***** Records supplied
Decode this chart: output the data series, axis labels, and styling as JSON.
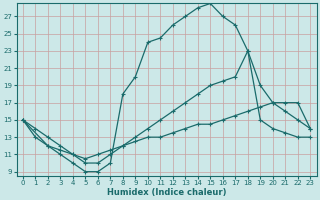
{
  "xlabel": "Humidex (Indice chaleur)",
  "bg_color": "#cce8e8",
  "grid_color": "#b0d4d4",
  "line_color": "#1a6b6b",
  "xlim": [
    -0.5,
    23.5
  ],
  "ylim": [
    8.5,
    28.5
  ],
  "xticks": [
    0,
    1,
    2,
    3,
    4,
    5,
    6,
    7,
    8,
    9,
    10,
    11,
    12,
    13,
    14,
    15,
    16,
    17,
    18,
    19,
    20,
    21,
    22,
    23
  ],
  "yticks": [
    9,
    11,
    13,
    15,
    17,
    19,
    21,
    23,
    25,
    27
  ],
  "line1_x": [
    0,
    1,
    2,
    3,
    4,
    5,
    6,
    7,
    8,
    9,
    10,
    11,
    12,
    13,
    14,
    15,
    16,
    17,
    18,
    19,
    20,
    21,
    22,
    23
  ],
  "line1_y": [
    15,
    13,
    12,
    11,
    10,
    9,
    9,
    10,
    18,
    20,
    24,
    24.5,
    26,
    27,
    28,
    28.5,
    27,
    26,
    23,
    15,
    14,
    13.5,
    13,
    13
  ],
  "line2_x": [
    0,
    1,
    2,
    3,
    4,
    5,
    6,
    7,
    8,
    9,
    10,
    11,
    12,
    13,
    14,
    15,
    16,
    17,
    18,
    19,
    20,
    21,
    22,
    23
  ],
  "line2_y": [
    15,
    14,
    13,
    12,
    11,
    10,
    10,
    11,
    12,
    13,
    14,
    15,
    16,
    17,
    18,
    19,
    19.5,
    20,
    23,
    19,
    17,
    16,
    15,
    14
  ],
  "line3_x": [
    0,
    2,
    3,
    4,
    5,
    6,
    7,
    8,
    9,
    10,
    11,
    12,
    13,
    14,
    15,
    16,
    17,
    18,
    19,
    20,
    21,
    22,
    23
  ],
  "line3_y": [
    15,
    12,
    11.5,
    11,
    10.5,
    11,
    11.5,
    12,
    12.5,
    13,
    13,
    13.5,
    14,
    14.5,
    14.5,
    15,
    15.5,
    16,
    16.5,
    17,
    17,
    17,
    14
  ]
}
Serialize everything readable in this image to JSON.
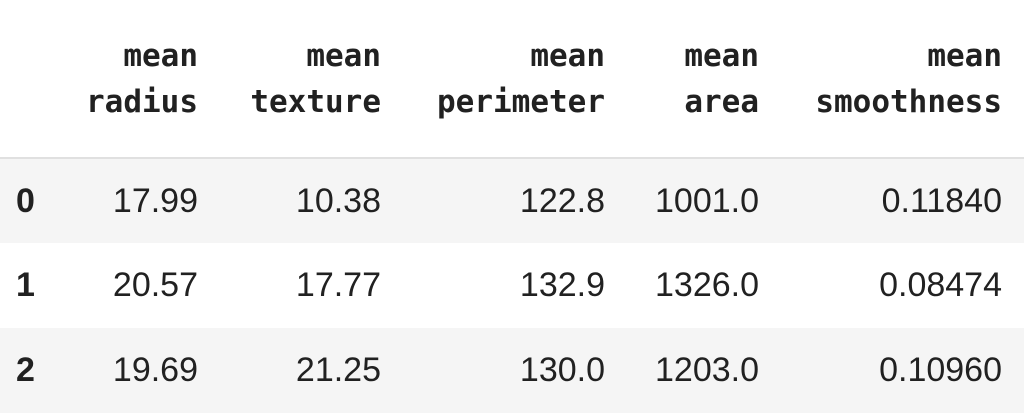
{
  "table": {
    "columns": [
      [
        "mean",
        "radius"
      ],
      [
        "mean",
        "texture"
      ],
      [
        "mean",
        "perimeter"
      ],
      [
        "mean",
        "area"
      ],
      [
        "mean",
        "smoothness"
      ]
    ],
    "rows": [
      {
        "index": "0",
        "values": [
          "17.99",
          "10.38",
          "122.8",
          "1001.0",
          "0.11840"
        ]
      },
      {
        "index": "1",
        "values": [
          "20.57",
          "17.77",
          "132.9",
          "1326.0",
          "0.08474"
        ]
      },
      {
        "index": "2",
        "values": [
          "19.69",
          "21.25",
          "130.0",
          "1203.0",
          "0.10960"
        ]
      }
    ]
  },
  "colors": {
    "text": "#212121",
    "header_border": "#e0e0e0",
    "stripe": "#f5f5f5",
    "background": "#ffffff"
  }
}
**********
Written exercise:
All lines above with "JSON" in them should be returned.

Answer in full:
Decode this chart: output the data series, axis labels, and styling as JSON.
Serialize everything readable in this image to JSON.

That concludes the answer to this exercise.